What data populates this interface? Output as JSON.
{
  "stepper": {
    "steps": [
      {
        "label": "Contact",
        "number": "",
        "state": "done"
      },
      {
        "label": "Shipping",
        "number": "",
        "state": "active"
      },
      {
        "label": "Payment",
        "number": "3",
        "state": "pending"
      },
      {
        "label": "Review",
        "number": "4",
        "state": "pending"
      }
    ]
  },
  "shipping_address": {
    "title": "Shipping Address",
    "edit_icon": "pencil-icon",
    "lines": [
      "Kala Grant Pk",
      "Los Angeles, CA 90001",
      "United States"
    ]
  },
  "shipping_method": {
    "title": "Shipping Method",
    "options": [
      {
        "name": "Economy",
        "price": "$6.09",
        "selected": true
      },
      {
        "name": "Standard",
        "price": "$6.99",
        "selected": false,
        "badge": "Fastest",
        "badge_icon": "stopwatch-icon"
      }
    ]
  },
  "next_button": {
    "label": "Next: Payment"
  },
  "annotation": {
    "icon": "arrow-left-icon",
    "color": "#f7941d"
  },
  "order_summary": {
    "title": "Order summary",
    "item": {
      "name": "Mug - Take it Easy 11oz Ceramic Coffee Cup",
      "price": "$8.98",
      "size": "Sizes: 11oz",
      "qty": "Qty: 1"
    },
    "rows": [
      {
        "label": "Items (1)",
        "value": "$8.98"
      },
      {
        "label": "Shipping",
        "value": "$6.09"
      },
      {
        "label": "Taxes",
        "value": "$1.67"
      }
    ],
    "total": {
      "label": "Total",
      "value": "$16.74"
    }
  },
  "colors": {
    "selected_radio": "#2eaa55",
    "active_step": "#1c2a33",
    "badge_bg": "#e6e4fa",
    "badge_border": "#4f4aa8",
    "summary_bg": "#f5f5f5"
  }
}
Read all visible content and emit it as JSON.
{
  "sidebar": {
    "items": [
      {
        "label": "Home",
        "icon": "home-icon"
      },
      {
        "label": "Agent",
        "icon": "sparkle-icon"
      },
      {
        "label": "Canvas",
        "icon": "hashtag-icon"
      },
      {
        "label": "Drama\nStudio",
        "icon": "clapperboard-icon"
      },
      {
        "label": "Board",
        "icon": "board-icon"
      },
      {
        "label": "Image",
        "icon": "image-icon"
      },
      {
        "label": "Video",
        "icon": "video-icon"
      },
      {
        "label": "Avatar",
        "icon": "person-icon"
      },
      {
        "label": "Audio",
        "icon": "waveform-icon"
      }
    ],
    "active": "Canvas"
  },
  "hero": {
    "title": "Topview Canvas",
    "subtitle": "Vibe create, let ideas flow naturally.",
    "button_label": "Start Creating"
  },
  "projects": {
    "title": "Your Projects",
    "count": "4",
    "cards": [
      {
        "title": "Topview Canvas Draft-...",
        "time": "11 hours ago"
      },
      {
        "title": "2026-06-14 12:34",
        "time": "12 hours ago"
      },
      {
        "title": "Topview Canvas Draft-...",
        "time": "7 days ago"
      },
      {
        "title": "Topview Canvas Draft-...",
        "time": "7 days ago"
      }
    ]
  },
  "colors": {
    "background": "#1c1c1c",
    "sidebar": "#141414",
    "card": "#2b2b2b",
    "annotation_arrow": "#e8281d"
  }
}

────────────────────────────────────────

# WRITTEN INSTRUCTION
Pull out every line of the entries that includes the word "value".

# EXERCISE ANSWER
        "value": "$8.98"
        "value": "$6.09"
        "value": "$1.67"
      "value": "$16.74"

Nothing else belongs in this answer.